### TASK REQUIREMENTS:
State how many lines in these records contain the word "Додаткові", and nothing else.

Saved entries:
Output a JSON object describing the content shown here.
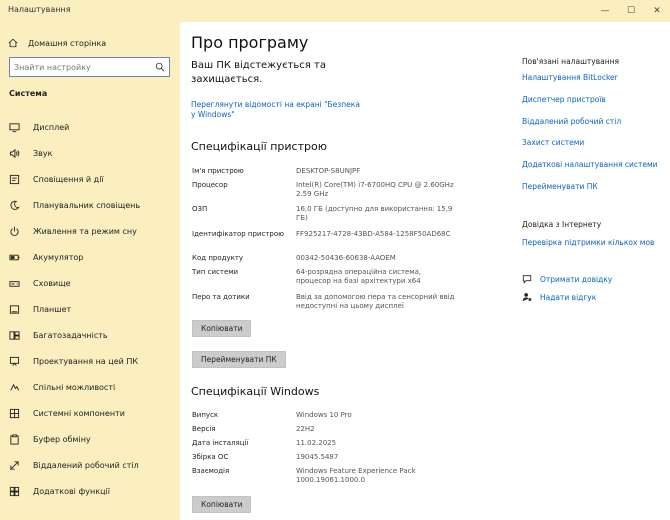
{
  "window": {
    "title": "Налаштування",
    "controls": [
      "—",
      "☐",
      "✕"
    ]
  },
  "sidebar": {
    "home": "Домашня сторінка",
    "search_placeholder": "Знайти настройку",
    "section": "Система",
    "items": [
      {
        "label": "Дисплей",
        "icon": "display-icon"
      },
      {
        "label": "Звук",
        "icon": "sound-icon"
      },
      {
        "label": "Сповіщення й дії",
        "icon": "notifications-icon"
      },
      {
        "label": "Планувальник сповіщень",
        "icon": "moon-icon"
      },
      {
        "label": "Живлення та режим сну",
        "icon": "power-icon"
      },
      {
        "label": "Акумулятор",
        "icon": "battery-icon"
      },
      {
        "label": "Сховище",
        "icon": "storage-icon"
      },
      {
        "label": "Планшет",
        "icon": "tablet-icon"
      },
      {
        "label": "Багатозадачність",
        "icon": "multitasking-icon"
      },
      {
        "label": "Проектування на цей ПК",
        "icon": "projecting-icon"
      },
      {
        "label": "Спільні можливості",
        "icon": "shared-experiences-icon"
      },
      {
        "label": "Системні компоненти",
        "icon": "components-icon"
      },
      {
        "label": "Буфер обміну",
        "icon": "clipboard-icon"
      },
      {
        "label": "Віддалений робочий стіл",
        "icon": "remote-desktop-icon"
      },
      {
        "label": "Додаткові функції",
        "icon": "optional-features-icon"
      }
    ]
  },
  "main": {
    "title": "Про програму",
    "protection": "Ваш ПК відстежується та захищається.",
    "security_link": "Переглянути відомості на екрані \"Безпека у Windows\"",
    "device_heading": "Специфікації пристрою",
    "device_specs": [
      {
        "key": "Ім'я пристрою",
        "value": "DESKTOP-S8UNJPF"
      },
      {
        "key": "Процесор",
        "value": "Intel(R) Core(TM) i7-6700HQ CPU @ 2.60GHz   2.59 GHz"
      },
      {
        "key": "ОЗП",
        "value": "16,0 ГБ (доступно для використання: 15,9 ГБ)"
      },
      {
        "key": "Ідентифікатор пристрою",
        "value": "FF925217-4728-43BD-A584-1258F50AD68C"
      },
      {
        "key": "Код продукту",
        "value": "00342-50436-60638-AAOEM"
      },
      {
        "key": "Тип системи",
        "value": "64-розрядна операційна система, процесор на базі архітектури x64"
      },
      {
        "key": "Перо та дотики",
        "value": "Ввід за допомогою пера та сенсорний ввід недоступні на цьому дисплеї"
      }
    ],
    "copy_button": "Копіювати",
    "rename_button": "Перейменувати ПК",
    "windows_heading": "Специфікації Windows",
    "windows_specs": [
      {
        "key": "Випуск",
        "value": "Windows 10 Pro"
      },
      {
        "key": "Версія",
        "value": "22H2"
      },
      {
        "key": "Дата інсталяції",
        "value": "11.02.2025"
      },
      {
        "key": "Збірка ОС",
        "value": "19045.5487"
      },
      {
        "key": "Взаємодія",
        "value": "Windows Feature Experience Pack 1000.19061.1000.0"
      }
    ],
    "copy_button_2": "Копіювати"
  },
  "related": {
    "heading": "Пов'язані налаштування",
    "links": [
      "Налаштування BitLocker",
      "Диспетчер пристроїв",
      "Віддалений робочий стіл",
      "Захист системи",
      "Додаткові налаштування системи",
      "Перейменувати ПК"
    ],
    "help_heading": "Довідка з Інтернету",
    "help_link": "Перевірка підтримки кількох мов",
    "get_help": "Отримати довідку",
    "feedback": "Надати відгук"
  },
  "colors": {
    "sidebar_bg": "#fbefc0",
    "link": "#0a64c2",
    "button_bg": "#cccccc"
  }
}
* * *
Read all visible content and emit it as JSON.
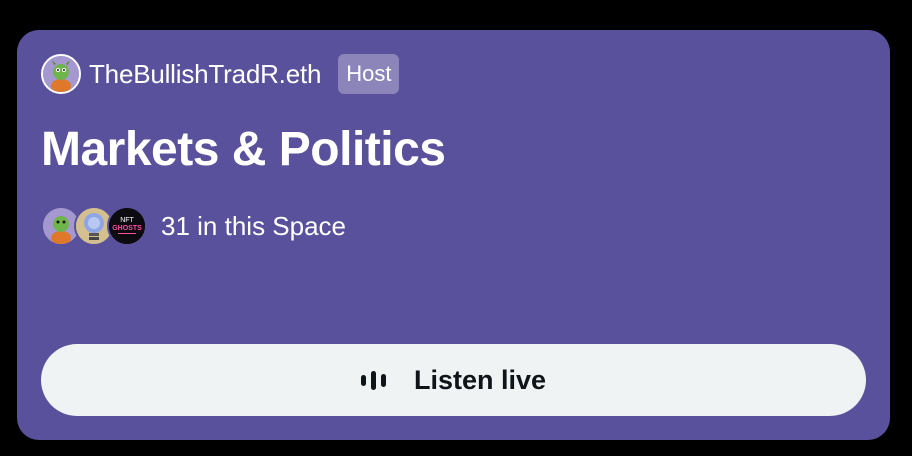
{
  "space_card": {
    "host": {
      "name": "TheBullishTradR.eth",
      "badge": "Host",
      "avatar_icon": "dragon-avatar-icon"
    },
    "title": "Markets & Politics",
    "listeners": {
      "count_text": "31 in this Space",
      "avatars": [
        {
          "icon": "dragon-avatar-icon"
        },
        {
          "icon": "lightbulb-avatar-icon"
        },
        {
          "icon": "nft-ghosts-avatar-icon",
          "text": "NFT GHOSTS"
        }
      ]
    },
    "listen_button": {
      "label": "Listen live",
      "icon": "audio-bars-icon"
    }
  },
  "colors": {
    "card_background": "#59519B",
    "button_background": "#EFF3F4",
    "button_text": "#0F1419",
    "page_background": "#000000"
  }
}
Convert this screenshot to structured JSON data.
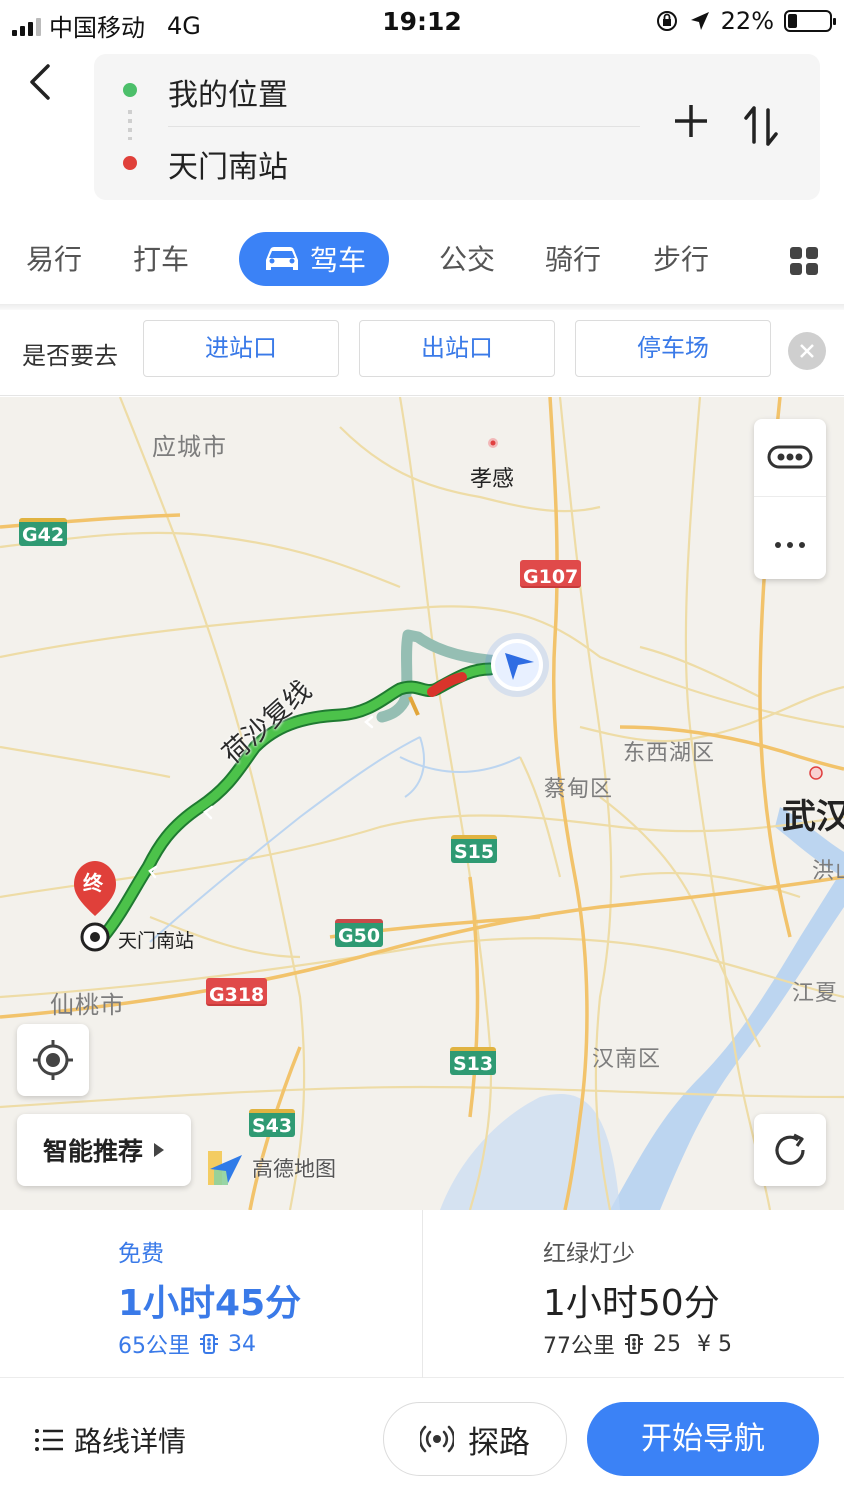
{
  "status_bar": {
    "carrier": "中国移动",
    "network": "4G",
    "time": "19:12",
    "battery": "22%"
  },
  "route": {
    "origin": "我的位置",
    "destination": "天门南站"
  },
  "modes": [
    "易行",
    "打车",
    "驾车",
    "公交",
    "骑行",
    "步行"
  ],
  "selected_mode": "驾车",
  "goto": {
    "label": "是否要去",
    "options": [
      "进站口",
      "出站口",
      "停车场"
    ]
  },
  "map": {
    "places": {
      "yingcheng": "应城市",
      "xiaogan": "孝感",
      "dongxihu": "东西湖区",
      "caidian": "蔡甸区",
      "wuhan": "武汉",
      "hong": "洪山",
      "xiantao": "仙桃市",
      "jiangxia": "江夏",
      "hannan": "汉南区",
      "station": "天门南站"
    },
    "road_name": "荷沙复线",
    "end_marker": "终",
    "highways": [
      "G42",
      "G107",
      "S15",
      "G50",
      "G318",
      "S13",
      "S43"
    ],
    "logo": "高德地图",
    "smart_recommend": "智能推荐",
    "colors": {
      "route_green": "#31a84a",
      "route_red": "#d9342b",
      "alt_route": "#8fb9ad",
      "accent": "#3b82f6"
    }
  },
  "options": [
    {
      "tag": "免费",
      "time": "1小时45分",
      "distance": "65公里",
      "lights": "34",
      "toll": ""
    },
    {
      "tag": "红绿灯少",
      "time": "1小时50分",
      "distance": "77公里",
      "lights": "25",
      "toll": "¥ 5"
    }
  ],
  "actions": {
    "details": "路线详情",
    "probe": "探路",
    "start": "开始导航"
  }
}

### REPLY:
2